WHAT YOU HAVE TO DO: Write out each line that follows exactly as it stands, without the pictures.

------ STORED RECORDS

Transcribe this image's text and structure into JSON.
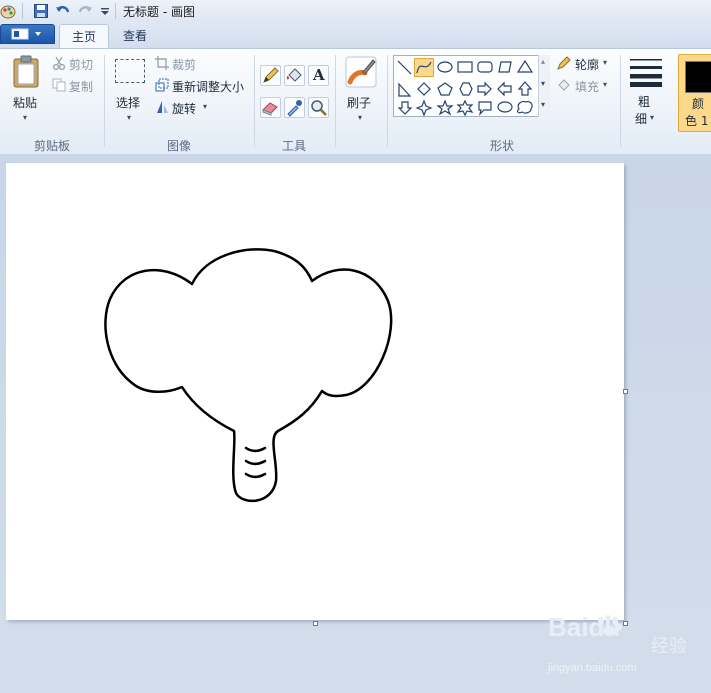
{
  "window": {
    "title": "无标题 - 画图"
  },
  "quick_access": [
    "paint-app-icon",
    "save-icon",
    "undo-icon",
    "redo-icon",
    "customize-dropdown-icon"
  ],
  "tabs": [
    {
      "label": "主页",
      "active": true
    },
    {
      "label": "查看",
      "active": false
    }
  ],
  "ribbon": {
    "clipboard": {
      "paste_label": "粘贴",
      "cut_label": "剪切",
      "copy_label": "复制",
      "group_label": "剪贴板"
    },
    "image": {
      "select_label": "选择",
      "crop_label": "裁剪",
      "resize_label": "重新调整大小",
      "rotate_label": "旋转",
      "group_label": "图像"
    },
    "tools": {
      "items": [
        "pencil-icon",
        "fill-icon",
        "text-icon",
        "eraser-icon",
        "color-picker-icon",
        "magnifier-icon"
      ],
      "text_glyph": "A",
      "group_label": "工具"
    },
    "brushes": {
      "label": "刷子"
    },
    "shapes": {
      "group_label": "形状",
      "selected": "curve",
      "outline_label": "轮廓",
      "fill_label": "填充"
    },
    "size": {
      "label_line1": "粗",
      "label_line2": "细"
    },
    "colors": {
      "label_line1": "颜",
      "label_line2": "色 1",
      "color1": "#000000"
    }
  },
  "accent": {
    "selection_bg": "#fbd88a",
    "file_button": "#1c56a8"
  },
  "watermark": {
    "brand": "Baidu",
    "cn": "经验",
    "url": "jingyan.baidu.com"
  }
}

------------

CORRECT ANSWER:
Transcribe this image's text and structure into JSON.
{
  "window": {
    "title": "无标题 - 画图"
  },
  "quick_access": [
    "paint-app-icon",
    "save-icon",
    "undo-icon",
    "redo-icon",
    "customize-dropdown-icon"
  ],
  "tabs": [
    {
      "label": "主页",
      "active": true
    },
    {
      "label": "查看",
      "active": false
    }
  ],
  "ribbon": {
    "clipboard": {
      "paste_label": "粘贴",
      "cut_label": "剪切",
      "copy_label": "复制",
      "group_label": "剪贴板"
    },
    "image": {
      "select_label": "选择",
      "crop_label": "裁剪",
      "resize_label": "重新调整大小",
      "rotate_label": "旋转",
      "group_label": "图像"
    },
    "tools": {
      "items": [
        "pencil-icon",
        "fill-icon",
        "text-icon",
        "eraser-icon",
        "color-picker-icon",
        "magnifier-icon"
      ],
      "text_glyph": "A",
      "group_label": "工具"
    },
    "brushes": {
      "label": "刷子"
    },
    "shapes": {
      "group_label": "形状",
      "selected": "curve",
      "outline_label": "轮廓",
      "fill_label": "填充"
    },
    "size": {
      "label_line1": "粗",
      "label_line2": "细"
    },
    "colors": {
      "label_line1": "颜",
      "label_line2": "色 1",
      "color1": "#000000"
    }
  },
  "accent": {
    "selection_bg": "#fbd88a",
    "file_button": "#1c56a8"
  },
  "watermark": {
    "brand": "Baidu",
    "cn": "经验",
    "url": "jingyan.baidu.com"
  }
}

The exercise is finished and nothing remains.